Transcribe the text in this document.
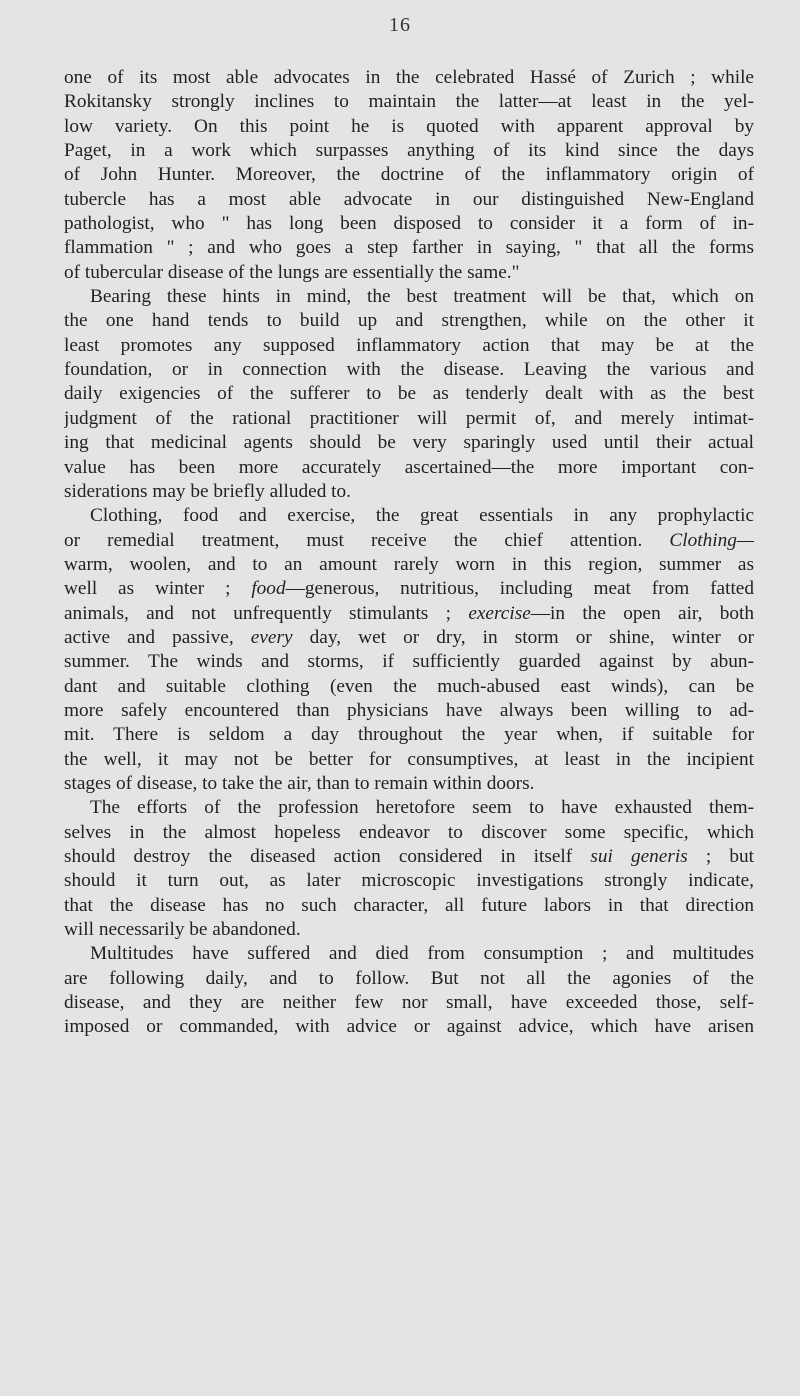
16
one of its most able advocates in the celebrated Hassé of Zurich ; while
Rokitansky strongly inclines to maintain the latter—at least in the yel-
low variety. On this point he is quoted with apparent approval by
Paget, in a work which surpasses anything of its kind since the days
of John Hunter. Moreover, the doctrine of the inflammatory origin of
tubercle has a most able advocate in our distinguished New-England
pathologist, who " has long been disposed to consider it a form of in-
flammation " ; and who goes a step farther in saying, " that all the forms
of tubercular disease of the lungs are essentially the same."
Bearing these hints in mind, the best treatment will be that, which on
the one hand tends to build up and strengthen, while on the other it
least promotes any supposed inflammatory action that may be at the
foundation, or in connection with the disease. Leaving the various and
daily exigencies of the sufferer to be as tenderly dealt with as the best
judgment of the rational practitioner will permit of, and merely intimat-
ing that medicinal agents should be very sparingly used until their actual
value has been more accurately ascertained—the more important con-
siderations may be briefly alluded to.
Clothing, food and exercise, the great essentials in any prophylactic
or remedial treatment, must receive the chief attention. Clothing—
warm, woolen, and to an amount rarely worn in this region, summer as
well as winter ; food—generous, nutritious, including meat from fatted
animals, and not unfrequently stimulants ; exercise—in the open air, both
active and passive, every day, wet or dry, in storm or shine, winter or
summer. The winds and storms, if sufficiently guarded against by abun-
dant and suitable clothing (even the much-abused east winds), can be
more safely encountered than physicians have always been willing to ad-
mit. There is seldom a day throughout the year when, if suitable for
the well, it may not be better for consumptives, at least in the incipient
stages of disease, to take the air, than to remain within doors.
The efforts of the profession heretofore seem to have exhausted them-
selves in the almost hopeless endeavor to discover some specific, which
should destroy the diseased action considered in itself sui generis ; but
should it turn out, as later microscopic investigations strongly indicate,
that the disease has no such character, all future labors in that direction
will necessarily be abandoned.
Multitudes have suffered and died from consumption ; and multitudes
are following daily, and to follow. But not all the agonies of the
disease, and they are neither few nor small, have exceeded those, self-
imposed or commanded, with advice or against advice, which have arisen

———

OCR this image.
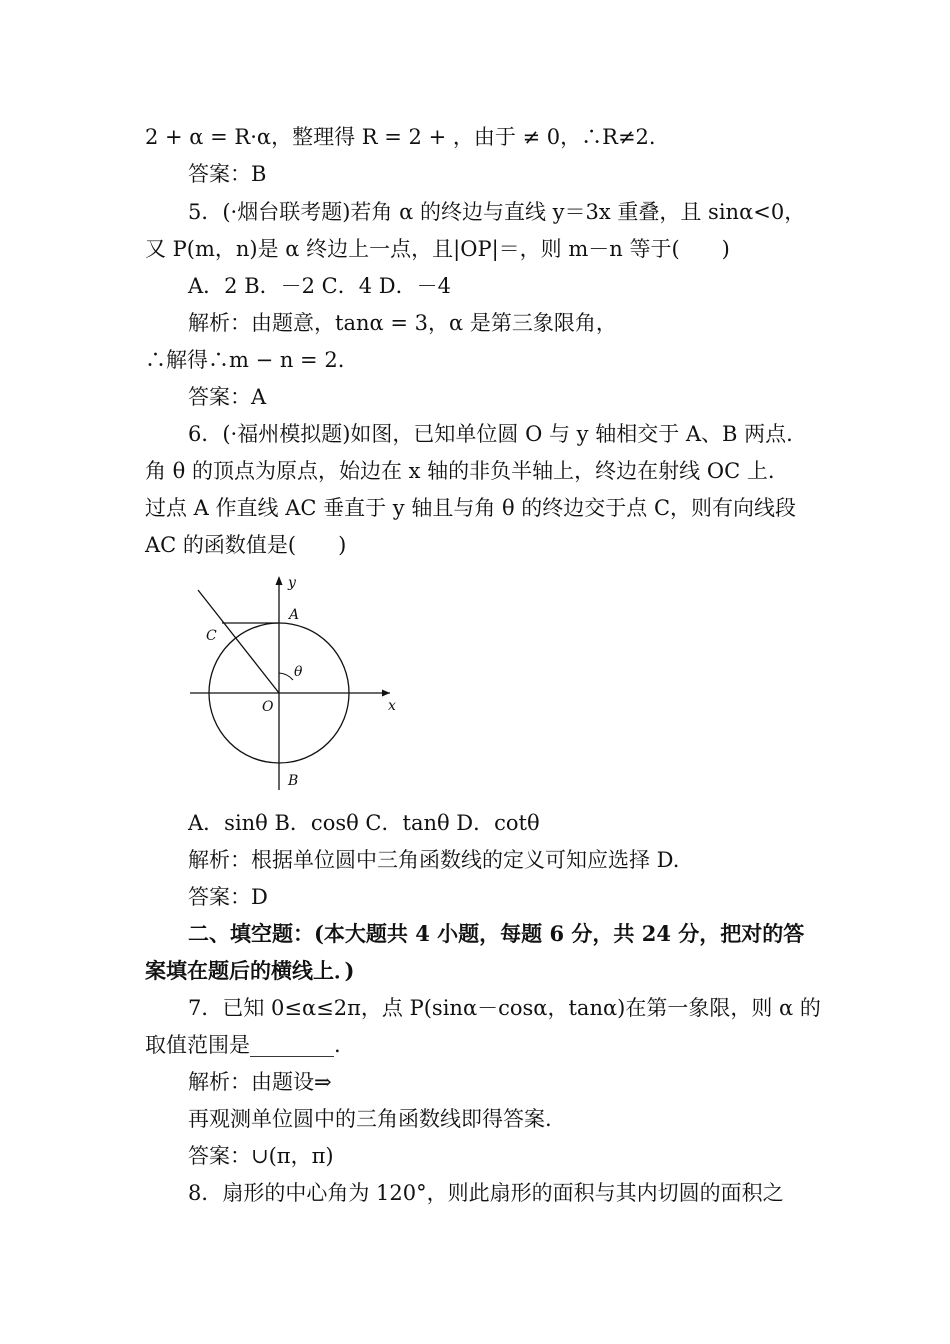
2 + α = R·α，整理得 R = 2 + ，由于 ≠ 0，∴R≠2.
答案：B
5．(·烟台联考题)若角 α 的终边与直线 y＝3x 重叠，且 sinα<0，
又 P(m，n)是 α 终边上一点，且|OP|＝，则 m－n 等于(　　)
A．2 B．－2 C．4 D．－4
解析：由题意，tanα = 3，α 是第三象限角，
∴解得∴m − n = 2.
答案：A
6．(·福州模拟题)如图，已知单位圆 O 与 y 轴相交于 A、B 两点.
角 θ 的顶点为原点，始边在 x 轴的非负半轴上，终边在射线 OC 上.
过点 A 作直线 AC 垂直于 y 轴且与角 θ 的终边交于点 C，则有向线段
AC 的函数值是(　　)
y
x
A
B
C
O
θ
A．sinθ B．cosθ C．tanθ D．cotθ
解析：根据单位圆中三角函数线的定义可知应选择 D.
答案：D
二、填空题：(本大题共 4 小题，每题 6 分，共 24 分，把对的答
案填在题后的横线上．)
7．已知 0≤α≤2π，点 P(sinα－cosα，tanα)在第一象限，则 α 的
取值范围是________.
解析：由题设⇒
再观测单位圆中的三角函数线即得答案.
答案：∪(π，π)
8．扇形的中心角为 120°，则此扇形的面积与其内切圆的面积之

———

> [TASK PROMPT]: What is the number of lines that hold the string "well"? Reply with that number alone.

> [SOLUTION FOR THIS TASK]: 2